EXERCISE:
Without including any images, repeat the data exactly.

Structured figure records:
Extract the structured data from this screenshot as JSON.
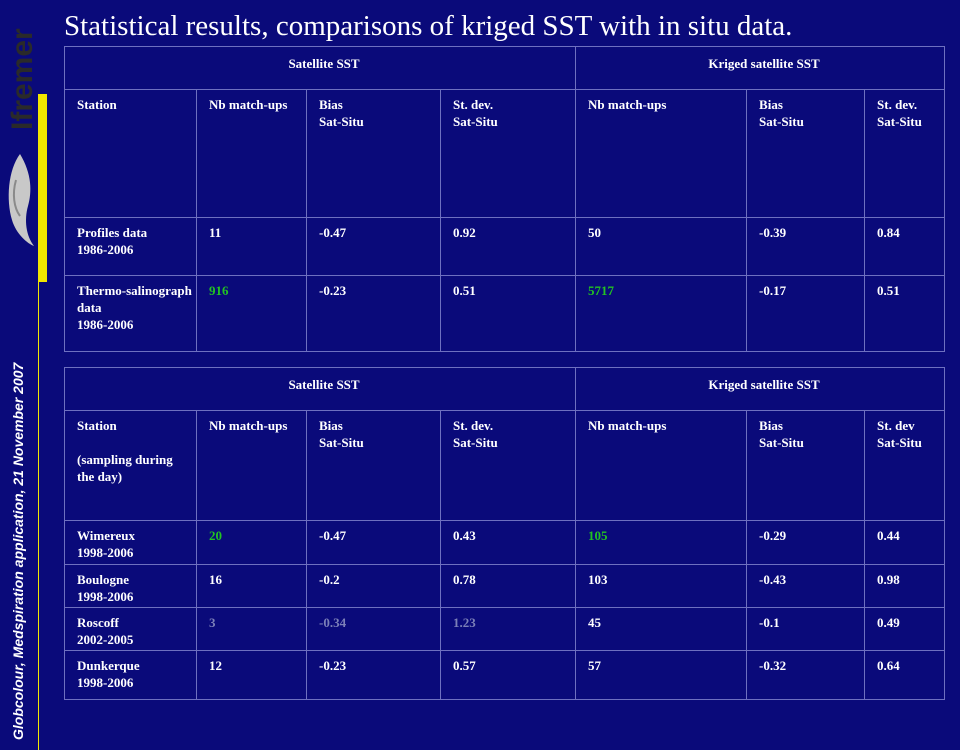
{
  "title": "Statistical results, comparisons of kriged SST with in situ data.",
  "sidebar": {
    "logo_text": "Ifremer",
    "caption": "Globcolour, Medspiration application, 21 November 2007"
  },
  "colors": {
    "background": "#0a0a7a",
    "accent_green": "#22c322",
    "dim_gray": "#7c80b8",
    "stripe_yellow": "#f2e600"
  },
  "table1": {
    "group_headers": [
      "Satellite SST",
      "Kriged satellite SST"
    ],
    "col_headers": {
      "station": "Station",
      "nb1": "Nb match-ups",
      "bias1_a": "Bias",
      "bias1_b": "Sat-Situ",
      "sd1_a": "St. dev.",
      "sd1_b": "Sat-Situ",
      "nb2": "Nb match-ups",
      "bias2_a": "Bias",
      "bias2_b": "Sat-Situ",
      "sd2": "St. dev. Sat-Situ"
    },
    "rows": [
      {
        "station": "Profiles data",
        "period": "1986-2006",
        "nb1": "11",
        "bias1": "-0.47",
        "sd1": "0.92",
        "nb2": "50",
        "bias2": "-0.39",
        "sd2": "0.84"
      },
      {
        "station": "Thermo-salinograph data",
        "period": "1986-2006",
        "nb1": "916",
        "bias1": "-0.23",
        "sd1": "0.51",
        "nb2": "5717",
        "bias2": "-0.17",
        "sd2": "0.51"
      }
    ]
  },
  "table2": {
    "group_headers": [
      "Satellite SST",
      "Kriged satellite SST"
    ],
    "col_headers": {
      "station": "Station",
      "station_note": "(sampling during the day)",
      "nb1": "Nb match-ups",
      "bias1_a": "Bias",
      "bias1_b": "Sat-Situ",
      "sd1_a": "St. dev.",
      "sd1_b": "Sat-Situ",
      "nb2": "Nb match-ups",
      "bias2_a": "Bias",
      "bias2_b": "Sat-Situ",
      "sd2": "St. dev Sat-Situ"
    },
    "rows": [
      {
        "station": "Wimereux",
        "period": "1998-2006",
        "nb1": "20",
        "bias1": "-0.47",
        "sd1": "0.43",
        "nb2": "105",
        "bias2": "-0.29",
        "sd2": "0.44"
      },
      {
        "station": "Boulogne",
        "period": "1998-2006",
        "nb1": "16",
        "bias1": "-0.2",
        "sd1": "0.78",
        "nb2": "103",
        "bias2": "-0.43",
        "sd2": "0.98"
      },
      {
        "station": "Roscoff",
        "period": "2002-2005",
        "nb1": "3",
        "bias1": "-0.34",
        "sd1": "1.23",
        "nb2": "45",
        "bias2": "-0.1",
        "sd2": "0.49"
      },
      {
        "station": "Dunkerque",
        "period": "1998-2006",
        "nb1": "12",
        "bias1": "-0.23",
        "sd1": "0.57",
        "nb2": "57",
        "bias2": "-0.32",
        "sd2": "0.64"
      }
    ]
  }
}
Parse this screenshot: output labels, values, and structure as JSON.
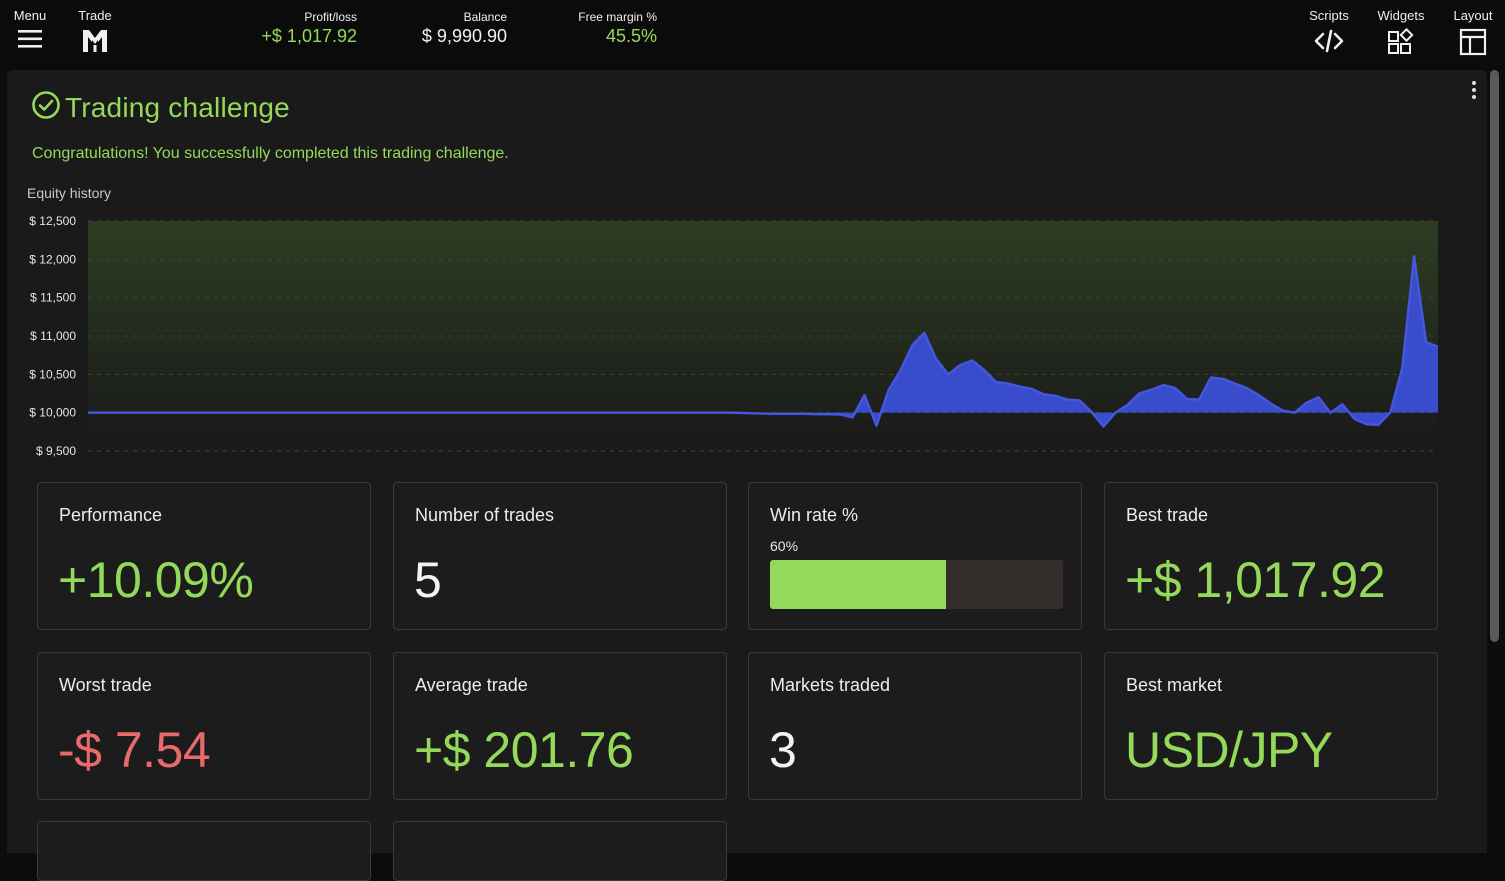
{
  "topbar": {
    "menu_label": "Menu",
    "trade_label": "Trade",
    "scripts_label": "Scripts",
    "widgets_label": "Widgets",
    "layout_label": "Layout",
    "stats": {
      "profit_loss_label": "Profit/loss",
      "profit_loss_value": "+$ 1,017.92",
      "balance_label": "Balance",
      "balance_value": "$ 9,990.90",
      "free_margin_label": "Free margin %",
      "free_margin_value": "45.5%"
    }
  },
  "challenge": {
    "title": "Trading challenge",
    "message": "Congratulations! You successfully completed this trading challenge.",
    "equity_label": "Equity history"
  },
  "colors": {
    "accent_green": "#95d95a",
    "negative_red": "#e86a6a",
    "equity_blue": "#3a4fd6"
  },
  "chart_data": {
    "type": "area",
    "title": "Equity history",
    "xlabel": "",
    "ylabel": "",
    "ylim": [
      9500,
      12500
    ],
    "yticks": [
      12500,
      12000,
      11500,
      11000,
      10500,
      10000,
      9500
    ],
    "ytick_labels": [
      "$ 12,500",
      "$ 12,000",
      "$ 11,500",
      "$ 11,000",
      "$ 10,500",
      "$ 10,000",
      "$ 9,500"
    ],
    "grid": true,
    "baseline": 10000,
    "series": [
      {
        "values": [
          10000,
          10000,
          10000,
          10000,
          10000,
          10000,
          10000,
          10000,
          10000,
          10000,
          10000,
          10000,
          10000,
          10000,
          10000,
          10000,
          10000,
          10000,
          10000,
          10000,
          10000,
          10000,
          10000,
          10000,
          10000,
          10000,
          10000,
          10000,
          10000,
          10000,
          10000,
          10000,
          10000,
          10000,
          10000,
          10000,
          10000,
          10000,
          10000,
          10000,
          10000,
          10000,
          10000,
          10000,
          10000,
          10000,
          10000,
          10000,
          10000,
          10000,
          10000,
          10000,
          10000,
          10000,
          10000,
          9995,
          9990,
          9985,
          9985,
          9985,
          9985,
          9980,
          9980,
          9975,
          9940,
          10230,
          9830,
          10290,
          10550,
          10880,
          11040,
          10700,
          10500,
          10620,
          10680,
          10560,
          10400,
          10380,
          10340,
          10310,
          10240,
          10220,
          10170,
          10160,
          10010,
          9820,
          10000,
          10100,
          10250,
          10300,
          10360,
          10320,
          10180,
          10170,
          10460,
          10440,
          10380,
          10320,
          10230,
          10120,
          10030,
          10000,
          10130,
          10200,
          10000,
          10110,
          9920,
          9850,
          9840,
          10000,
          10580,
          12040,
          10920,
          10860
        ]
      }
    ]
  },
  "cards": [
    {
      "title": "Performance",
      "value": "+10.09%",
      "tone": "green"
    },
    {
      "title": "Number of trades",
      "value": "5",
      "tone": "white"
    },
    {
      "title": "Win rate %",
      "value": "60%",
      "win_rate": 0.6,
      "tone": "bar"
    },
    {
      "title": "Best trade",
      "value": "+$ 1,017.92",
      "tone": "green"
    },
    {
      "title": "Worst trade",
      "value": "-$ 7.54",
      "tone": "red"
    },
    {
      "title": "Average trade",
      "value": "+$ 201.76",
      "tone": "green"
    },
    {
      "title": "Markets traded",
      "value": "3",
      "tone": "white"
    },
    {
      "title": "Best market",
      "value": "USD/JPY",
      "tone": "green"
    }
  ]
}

FINAL RESULT:
Extract the structured data from this screenshot as JSON.
{
  "title": "Statistical results, comparisons of kriged SST with in situ data.",
  "sidebar": {
    "logo_text": "Ifremer",
    "caption": "Globcolour, Medspiration application, 21 November 2007"
  },
  "colors": {
    "background": "#0a0a7a",
    "accent_green": "#22c322",
    "dim_gray": "#7c80b8",
    "stripe_yellow": "#f2e600"
  },
  "table1": {
    "group_headers": [
      "Satellite SST",
      "Kriged satellite SST"
    ],
    "col_headers": {
      "station": "Station",
      "nb1": "Nb match-ups",
      "bias1_a": "Bias",
      "bias1_b": "Sat-Situ",
      "sd1_a": "St. dev.",
      "sd1_b": "Sat-Situ",
      "nb2": "Nb match-ups",
      "bias2_a": "Bias",
      "bias2_b": "Sat-Situ",
      "sd2": "St. dev. Sat-Situ"
    },
    "rows": [
      {
        "station": "Profiles data",
        "period": "1986-2006",
        "nb1": "11",
        "bias1": "-0.47",
        "sd1": "0.92",
        "nb2": "50",
        "bias2": "-0.39",
        "sd2": "0.84"
      },
      {
        "station": "Thermo-salinograph data",
        "period": "1986-2006",
        "nb1": "916",
        "bias1": "-0.23",
        "sd1": "0.51",
        "nb2": "5717",
        "bias2": "-0.17",
        "sd2": "0.51"
      }
    ]
  },
  "table2": {
    "group_headers": [
      "Satellite SST",
      "Kriged satellite SST"
    ],
    "col_headers": {
      "station": "Station",
      "station_note": "(sampling during the day)",
      "nb1": "Nb match-ups",
      "bias1_a": "Bias",
      "bias1_b": "Sat-Situ",
      "sd1_a": "St. dev.",
      "sd1_b": "Sat-Situ",
      "nb2": "Nb match-ups",
      "bias2_a": "Bias",
      "bias2_b": "Sat-Situ",
      "sd2": "St. dev Sat-Situ"
    },
    "rows": [
      {
        "station": "Wimereux",
        "period": "1998-2006",
        "nb1": "20",
        "bias1": "-0.47",
        "sd1": "0.43",
        "nb2": "105",
        "bias2": "-0.29",
        "sd2": "0.44"
      },
      {
        "station": "Boulogne",
        "period": "1998-2006",
        "nb1": "16",
        "bias1": "-0.2",
        "sd1": "0.78",
        "nb2": "103",
        "bias2": "-0.43",
        "sd2": "0.98"
      },
      {
        "station": "Roscoff",
        "period": "2002-2005",
        "nb1": "3",
        "bias1": "-0.34",
        "sd1": "1.23",
        "nb2": "45",
        "bias2": "-0.1",
        "sd2": "0.49"
      },
      {
        "station": "Dunkerque",
        "period": "1998-2006",
        "nb1": "12",
        "bias1": "-0.23",
        "sd1": "0.57",
        "nb2": "57",
        "bias2": "-0.32",
        "sd2": "0.64"
      }
    ]
  }
}
Parse this screenshot: output labels, values, and structure as JSON.
{
  "topbar": {
    "menu_label": "Menu",
    "trade_label": "Trade",
    "scripts_label": "Scripts",
    "widgets_label": "Widgets",
    "layout_label": "Layout",
    "stats": {
      "profit_loss_label": "Profit/loss",
      "profit_loss_value": "+$ 1,017.92",
      "balance_label": "Balance",
      "balance_value": "$ 9,990.90",
      "free_margin_label": "Free margin %",
      "free_margin_value": "45.5%"
    }
  },
  "challenge": {
    "title": "Trading challenge",
    "message": "Congratulations! You successfully completed this trading challenge.",
    "equity_label": "Equity history"
  },
  "colors": {
    "accent_green": "#95d95a",
    "negative_red": "#e86a6a",
    "equity_blue": "#3a4fd6"
  },
  "chart_data": {
    "type": "area",
    "title": "Equity history",
    "xlabel": "",
    "ylabel": "",
    "ylim": [
      9500,
      12500
    ],
    "yticks": [
      12500,
      12000,
      11500,
      11000,
      10500,
      10000,
      9500
    ],
    "ytick_labels": [
      "$ 12,500",
      "$ 12,000",
      "$ 11,500",
      "$ 11,000",
      "$ 10,500",
      "$ 10,000",
      "$ 9,500"
    ],
    "grid": true,
    "baseline": 10000,
    "series": [
      {
        "values": [
          10000,
          10000,
          10000,
          10000,
          10000,
          10000,
          10000,
          10000,
          10000,
          10000,
          10000,
          10000,
          10000,
          10000,
          10000,
          10000,
          10000,
          10000,
          10000,
          10000,
          10000,
          10000,
          10000,
          10000,
          10000,
          10000,
          10000,
          10000,
          10000,
          10000,
          10000,
          10000,
          10000,
          10000,
          10000,
          10000,
          10000,
          10000,
          10000,
          10000,
          10000,
          10000,
          10000,
          10000,
          10000,
          10000,
          10000,
          10000,
          10000,
          10000,
          10000,
          10000,
          10000,
          10000,
          10000,
          9995,
          9990,
          9985,
          9985,
          9985,
          9985,
          9980,
          9980,
          9975,
          9940,
          10230,
          9830,
          10290,
          10550,
          10880,
          11040,
          10700,
          10500,
          10620,
          10680,
          10560,
          10400,
          10380,
          10340,
          10310,
          10240,
          10220,
          10170,
          10160,
          10010,
          9820,
          10000,
          10100,
          10250,
          10300,
          10360,
          10320,
          10180,
          10170,
          10460,
          10440,
          10380,
          10320,
          10230,
          10120,
          10030,
          10000,
          10130,
          10200,
          10000,
          10110,
          9920,
          9850,
          9840,
          10000,
          10580,
          12040,
          10920,
          10860
        ]
      }
    ]
  },
  "cards": [
    {
      "title": "Performance",
      "value": "+10.09%",
      "tone": "green"
    },
    {
      "title": "Number of trades",
      "value": "5",
      "tone": "white"
    },
    {
      "title": "Win rate %",
      "value": "60%",
      "win_rate": 0.6,
      "tone": "bar"
    },
    {
      "title": "Best trade",
      "value": "+$ 1,017.92",
      "tone": "green"
    },
    {
      "title": "Worst trade",
      "value": "-$ 7.54",
      "tone": "red"
    },
    {
      "title": "Average trade",
      "value": "+$ 201.76",
      "tone": "green"
    },
    {
      "title": "Markets traded",
      "value": "3",
      "tone": "white"
    },
    {
      "title": "Best market",
      "value": "USD/JPY",
      "tone": "green"
    }
  ]
}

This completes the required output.